*Information given*.
= = = = =
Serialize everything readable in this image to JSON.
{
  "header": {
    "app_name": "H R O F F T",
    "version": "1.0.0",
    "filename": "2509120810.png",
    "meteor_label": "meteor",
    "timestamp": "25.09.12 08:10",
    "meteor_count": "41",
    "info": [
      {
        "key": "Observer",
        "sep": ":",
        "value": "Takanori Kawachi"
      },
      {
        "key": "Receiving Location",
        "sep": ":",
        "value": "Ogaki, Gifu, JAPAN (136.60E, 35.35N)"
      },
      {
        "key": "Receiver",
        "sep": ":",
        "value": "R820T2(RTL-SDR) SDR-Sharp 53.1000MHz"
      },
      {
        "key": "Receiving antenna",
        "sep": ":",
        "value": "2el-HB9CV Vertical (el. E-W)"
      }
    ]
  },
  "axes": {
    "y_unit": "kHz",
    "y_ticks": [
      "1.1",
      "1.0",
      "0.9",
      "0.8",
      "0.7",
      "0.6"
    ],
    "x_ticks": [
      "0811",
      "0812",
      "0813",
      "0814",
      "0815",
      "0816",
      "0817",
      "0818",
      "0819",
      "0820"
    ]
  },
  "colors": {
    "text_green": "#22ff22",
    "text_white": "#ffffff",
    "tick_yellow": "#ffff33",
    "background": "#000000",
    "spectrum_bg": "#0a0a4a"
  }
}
= = = = =
*Task instructions*. Set every line of the listing down word for word.

*Solution*.
Serialize everything readable in this image to JSON.
{
  "header": {
    "app_name": "H R O F F T",
    "version": "1.0.0",
    "filename": "2509120810.png",
    "meteor_label": "meteor",
    "timestamp": "25.09.12 08:10",
    "meteor_count": "41",
    "info": [
      {
        "key": "Observer",
        "sep": ":",
        "value": "Takanori Kawachi"
      },
      {
        "key": "Receiving Location",
        "sep": ":",
        "value": "Ogaki, Gifu, JAPAN (136.60E, 35.35N)"
      },
      {
        "key": "Receiver",
        "sep": ":",
        "value": "R820T2(RTL-SDR) SDR-Sharp 53.1000MHz"
      },
      {
        "key": "Receiving antenna",
        "sep": ":",
        "value": "2el-HB9CV Vertical (el. E-W)"
      }
    ]
  },
  "axes": {
    "y_unit": "kHz",
    "y_ticks": [
      "1.1",
      "1.0",
      "0.9",
      "0.8",
      "0.7",
      "0.6"
    ],
    "x_ticks": [
      "0811",
      "0812",
      "0813",
      "0814",
      "0815",
      "0816",
      "0817",
      "0818",
      "0819",
      "0820"
    ]
  },
  "colors": {
    "text_green": "#22ff22",
    "text_white": "#ffffff",
    "tick_yellow": "#ffff33",
    "background": "#000000",
    "spectrum_bg": "#0a0a4a"
  }
}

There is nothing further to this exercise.